------ SUPPLIED ENTRIES ------

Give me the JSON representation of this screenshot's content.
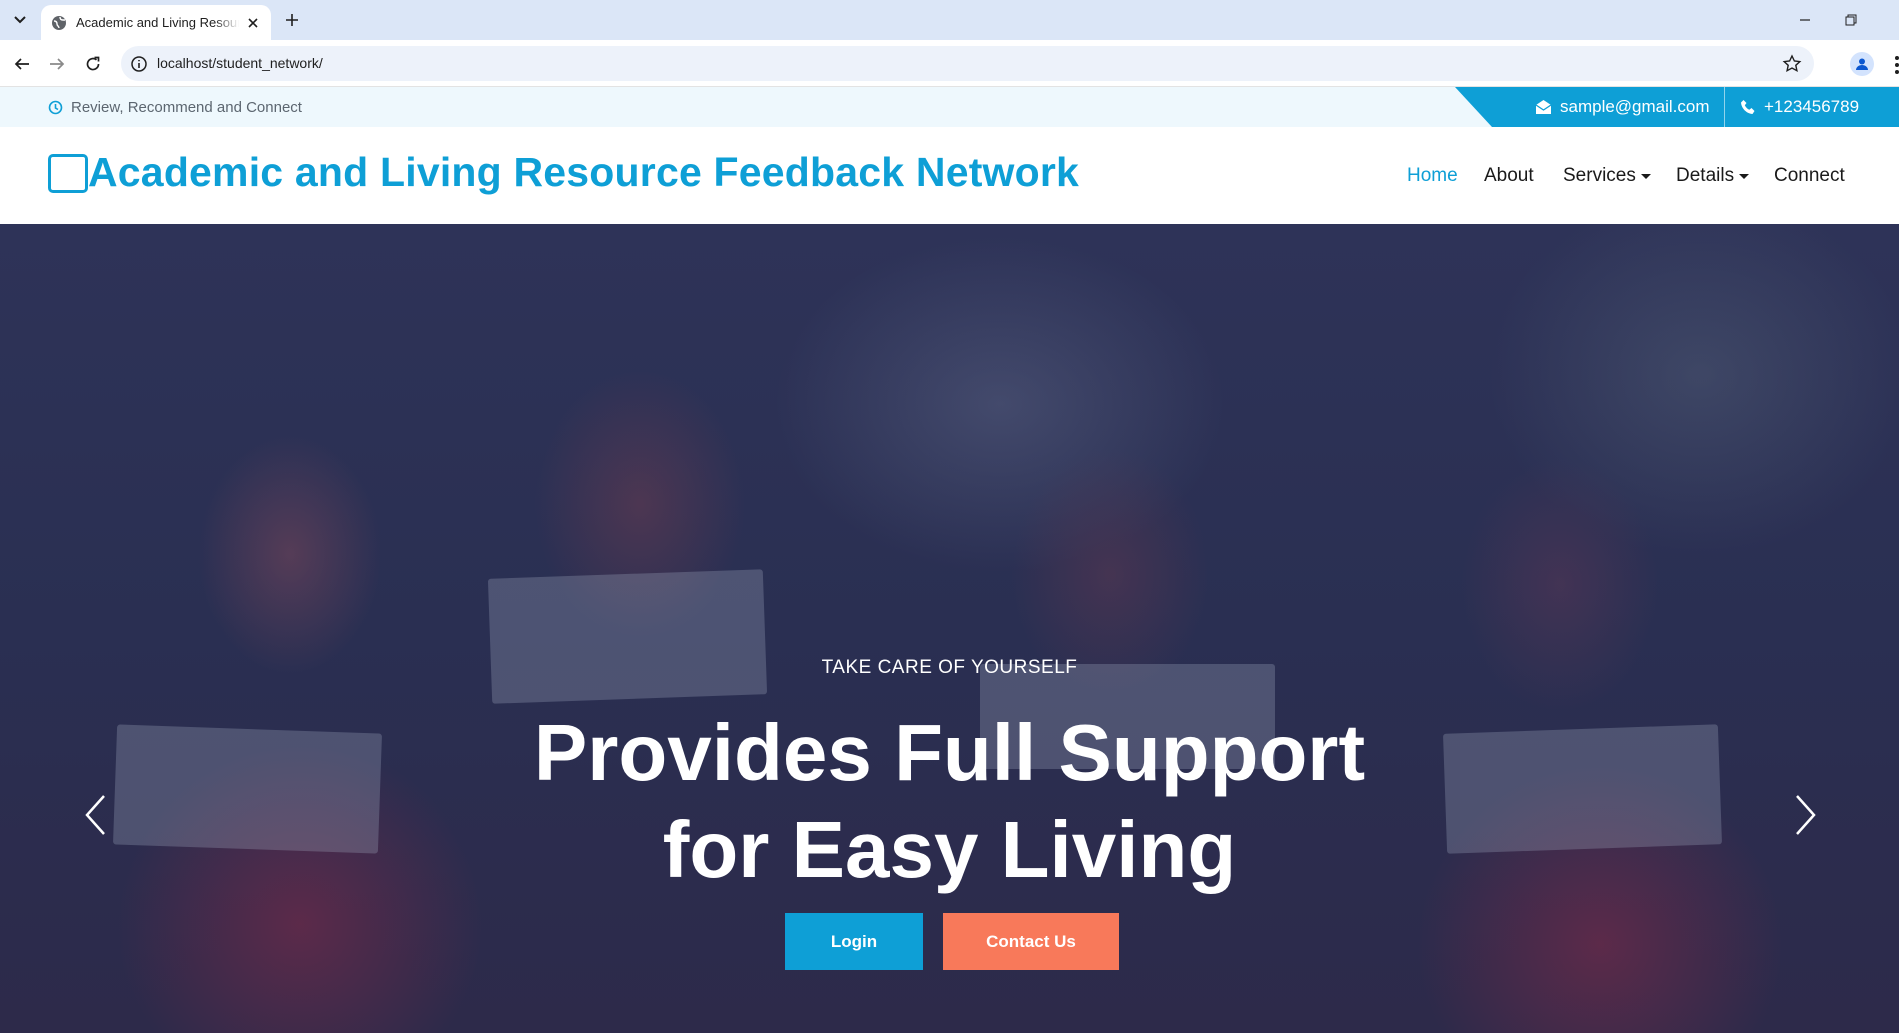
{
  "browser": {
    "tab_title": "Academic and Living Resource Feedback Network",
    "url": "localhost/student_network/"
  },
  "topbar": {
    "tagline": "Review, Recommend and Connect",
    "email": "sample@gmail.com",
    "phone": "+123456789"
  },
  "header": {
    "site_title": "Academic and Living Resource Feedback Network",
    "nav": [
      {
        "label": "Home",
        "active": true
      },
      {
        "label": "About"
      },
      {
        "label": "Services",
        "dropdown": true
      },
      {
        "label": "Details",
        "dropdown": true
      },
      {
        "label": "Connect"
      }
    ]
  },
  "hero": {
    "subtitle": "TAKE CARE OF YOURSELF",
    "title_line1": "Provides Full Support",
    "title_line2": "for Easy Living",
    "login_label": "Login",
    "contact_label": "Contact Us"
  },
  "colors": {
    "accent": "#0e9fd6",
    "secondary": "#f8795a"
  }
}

------

TASK
Pick out the lines that contain "Living" and copy them.

SOLUTION FOR THIS EXERCISE
    "tab_title": "Academic and Living Resource Feedback Network",
    "site_title": "Academic and Living Resource Feedback Network",
    "title_line2": "for Easy Living",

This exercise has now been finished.